PROVIDED DATA:
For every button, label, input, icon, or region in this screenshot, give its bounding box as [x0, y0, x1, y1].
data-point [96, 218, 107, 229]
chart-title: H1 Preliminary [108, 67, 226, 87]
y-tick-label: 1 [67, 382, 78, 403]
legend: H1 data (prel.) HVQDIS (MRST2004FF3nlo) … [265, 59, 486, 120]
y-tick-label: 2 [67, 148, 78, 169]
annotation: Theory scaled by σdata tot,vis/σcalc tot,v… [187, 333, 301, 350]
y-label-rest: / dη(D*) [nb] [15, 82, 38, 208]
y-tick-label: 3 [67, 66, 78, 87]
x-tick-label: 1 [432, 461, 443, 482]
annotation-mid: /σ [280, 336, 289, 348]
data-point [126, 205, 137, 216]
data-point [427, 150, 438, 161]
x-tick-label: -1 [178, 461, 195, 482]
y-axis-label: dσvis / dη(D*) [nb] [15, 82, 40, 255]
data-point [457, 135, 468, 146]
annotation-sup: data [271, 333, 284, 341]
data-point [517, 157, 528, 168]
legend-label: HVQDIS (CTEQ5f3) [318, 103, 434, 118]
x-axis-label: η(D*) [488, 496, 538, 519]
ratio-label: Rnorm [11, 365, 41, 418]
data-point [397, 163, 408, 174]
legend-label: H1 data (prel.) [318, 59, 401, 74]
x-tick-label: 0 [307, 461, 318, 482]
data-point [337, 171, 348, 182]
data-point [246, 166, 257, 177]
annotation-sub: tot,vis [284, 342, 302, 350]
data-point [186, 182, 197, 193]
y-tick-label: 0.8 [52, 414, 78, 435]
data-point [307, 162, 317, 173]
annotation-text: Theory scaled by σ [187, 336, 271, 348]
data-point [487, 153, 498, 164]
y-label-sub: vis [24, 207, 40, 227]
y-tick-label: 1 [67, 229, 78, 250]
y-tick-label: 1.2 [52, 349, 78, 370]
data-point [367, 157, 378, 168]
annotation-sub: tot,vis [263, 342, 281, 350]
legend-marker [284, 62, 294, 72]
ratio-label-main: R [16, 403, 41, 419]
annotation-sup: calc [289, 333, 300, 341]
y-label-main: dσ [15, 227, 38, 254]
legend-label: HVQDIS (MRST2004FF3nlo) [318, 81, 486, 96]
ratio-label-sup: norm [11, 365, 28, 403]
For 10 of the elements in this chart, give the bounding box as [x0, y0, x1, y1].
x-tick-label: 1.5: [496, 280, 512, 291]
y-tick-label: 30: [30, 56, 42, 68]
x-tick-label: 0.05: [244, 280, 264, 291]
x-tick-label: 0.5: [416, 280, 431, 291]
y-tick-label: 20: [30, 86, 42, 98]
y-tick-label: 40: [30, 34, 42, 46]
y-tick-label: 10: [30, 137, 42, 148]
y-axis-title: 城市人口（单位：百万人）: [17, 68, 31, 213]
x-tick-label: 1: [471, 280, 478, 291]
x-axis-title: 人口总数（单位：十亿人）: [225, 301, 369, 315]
--
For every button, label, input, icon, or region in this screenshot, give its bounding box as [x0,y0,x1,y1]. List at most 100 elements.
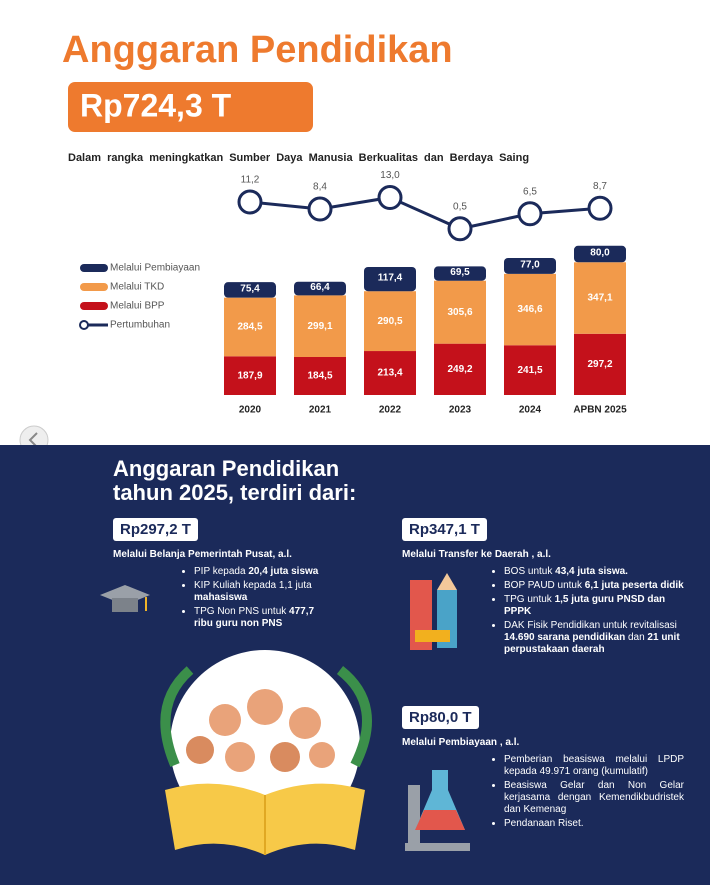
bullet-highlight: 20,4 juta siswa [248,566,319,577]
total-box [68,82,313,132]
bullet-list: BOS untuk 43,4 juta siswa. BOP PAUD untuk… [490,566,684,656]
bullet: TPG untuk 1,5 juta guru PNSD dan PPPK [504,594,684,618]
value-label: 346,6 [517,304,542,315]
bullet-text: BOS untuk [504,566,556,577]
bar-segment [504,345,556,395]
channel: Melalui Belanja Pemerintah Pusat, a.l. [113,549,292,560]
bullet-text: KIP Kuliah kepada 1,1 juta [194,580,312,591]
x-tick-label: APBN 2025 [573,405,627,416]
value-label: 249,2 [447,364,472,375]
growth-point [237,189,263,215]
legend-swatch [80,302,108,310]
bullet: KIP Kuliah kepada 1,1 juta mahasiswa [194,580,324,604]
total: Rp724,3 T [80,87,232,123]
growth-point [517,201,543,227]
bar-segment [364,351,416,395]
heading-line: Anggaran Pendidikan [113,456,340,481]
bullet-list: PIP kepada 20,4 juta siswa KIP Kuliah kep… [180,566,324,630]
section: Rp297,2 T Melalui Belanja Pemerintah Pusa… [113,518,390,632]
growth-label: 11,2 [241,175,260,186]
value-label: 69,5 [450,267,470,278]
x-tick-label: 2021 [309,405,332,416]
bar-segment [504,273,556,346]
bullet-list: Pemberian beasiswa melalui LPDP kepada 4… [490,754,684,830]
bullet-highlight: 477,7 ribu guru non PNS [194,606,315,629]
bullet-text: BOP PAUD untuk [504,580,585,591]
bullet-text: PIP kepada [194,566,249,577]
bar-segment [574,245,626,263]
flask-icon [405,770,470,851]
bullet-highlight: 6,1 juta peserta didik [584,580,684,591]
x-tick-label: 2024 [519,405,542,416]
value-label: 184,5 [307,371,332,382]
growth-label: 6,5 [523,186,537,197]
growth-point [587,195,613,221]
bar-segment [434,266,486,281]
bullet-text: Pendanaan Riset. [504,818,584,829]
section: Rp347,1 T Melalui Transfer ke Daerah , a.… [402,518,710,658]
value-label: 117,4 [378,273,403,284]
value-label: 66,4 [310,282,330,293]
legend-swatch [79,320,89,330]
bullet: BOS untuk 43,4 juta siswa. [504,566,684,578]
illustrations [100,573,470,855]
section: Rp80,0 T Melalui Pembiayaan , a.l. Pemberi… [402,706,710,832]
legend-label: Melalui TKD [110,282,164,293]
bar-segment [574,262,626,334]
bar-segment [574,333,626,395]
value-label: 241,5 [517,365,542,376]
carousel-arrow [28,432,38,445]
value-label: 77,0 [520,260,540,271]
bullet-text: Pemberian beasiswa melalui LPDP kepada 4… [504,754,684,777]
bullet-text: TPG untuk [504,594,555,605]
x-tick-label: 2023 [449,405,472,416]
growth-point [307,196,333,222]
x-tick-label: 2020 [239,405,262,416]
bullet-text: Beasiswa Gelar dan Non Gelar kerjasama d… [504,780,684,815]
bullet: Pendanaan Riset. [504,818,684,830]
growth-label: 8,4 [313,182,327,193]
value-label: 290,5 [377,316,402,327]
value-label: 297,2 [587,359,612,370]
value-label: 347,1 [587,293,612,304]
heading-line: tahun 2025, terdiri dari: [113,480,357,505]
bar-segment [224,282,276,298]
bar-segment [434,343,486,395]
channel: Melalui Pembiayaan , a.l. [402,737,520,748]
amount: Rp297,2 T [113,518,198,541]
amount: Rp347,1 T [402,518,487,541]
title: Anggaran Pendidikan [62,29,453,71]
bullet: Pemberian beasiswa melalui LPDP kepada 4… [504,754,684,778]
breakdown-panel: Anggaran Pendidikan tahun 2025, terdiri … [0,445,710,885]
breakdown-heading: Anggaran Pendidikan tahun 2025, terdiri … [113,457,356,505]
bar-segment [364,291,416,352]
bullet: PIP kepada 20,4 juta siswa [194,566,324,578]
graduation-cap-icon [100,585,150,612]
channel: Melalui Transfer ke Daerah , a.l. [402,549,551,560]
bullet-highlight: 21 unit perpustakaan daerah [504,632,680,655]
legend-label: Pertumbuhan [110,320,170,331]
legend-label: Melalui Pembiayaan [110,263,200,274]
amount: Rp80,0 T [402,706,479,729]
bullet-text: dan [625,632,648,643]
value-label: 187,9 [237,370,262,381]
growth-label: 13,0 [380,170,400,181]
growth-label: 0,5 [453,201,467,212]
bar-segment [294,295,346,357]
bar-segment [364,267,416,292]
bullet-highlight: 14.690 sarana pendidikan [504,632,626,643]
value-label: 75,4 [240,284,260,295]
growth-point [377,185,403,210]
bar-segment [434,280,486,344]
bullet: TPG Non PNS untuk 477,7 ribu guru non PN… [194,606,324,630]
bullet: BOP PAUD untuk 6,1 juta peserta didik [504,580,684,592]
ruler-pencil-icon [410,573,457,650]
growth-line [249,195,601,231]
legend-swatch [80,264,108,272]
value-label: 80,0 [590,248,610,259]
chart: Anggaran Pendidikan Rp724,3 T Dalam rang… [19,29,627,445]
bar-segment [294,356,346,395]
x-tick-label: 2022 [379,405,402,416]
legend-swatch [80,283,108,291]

STATED TASK:
Reproduce the records verbatim, beginning at the line containing "its bounding box as [x0, y0, x1, y1]." and continuing through the line containing "annotation: Theory scaled", with both of those lines included.

CORRECT RESULT:
For every button, label, input, icon, or region in this screenshot, give its bounding box as [x0, y0, x1, y1].
data-point [96, 218, 107, 229]
chart-title: H1 Preliminary [108, 67, 226, 87]
y-tick-label: 1 [67, 382, 78, 403]
legend: H1 data (prel.) HVQDIS (MRST2004FF3nlo) … [265, 59, 486, 120]
y-tick-label: 2 [67, 148, 78, 169]
annotation: Theory scaled by σdata tot,vis/σcalc tot,v… [187, 333, 301, 350]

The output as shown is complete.